*TASK DESCRIPTION*
Please repeat all of the lines that follow, exactly as written.

══════

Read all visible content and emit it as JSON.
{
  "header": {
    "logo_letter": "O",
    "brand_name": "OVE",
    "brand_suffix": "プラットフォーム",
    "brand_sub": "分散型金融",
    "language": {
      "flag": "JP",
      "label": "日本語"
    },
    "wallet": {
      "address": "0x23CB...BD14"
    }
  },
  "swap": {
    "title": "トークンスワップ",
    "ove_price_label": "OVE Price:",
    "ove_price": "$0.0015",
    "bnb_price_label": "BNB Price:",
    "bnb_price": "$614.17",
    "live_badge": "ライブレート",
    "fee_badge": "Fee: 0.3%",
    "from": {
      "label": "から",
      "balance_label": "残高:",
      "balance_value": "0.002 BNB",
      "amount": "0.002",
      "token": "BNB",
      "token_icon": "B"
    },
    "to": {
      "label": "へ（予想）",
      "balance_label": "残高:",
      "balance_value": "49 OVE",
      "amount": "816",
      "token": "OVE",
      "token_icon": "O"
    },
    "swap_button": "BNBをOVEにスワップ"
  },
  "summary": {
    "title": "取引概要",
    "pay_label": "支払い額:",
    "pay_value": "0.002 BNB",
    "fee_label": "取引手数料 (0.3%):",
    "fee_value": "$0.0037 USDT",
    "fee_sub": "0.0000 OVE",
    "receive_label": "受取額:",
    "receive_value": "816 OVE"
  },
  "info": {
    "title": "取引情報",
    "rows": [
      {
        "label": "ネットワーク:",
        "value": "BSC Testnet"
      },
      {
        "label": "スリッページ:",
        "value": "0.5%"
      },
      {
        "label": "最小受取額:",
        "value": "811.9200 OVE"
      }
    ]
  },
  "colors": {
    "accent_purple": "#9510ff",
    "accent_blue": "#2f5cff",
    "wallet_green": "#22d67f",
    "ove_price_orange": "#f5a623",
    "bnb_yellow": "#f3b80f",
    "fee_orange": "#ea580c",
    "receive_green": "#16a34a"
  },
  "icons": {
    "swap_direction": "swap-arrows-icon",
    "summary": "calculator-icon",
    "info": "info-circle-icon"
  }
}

══════

*RESPONSE TO THIS EXERCISE*
Read all visible content and emit it as JSON.
{
  "header": {
    "logo_letter": "O",
    "brand_name": "OVE",
    "brand_suffix": "プラットフォーム",
    "brand_sub": "分散型金融",
    "language": {
      "flag": "JP",
      "label": "日本語"
    },
    "wallet": {
      "address": "0x23CB...BD14"
    }
  },
  "swap": {
    "title": "トークンスワップ",
    "ove_price_label": "OVE Price:",
    "ove_price": "$0.0015",
    "bnb_price_label": "BNB Price:",
    "bnb_price": "$614.17",
    "live_badge": "ライブレート",
    "fee_badge": "Fee: 0.3%",
    "from": {
      "label": "から",
      "balance_label": "残高:",
      "balance_value": "0.002 BNB",
      "amount": "0.002",
      "token": "BNB",
      "token_icon": "B"
    },
    "to": {
      "label": "へ（予想）",
      "balance_label": "残高:",
      "balance_value": "49 OVE",
      "amount": "816",
      "token": "OVE",
      "token_icon": "O"
    },
    "swap_button": "BNBをOVEにスワップ"
  },
  "summary": {
    "title": "取引概要",
    "pay_label": "支払い額:",
    "pay_value": "0.002 BNB",
    "fee_label": "取引手数料 (0.3%):",
    "fee_value": "$0.0037 USDT",
    "fee_sub": "0.0000 OVE",
    "receive_label": "受取額:",
    "receive_value": "816 OVE"
  },
  "info": {
    "title": "取引情報",
    "rows": [
      {
        "label": "ネットワーク:",
        "value": "BSC Testnet"
      },
      {
        "label": "スリッページ:",
        "value": "0.5%"
      },
      {
        "label": "最小受取額:",
        "value": "811.9200 OVE"
      }
    ]
  },
  "colors": {
    "accent_purple": "#9510ff",
    "accent_blue": "#2f5cff",
    "wallet_green": "#22d67f",
    "ove_price_orange": "#f5a623",
    "bnb_yellow": "#f3b80f",
    "fee_orange": "#ea580c",
    "receive_green": "#16a34a"
  },
  "icons": {
    "swap_direction": "swap-arrows-icon",
    "summary": "calculator-icon",
    "info": "info-circle-icon"
  }
}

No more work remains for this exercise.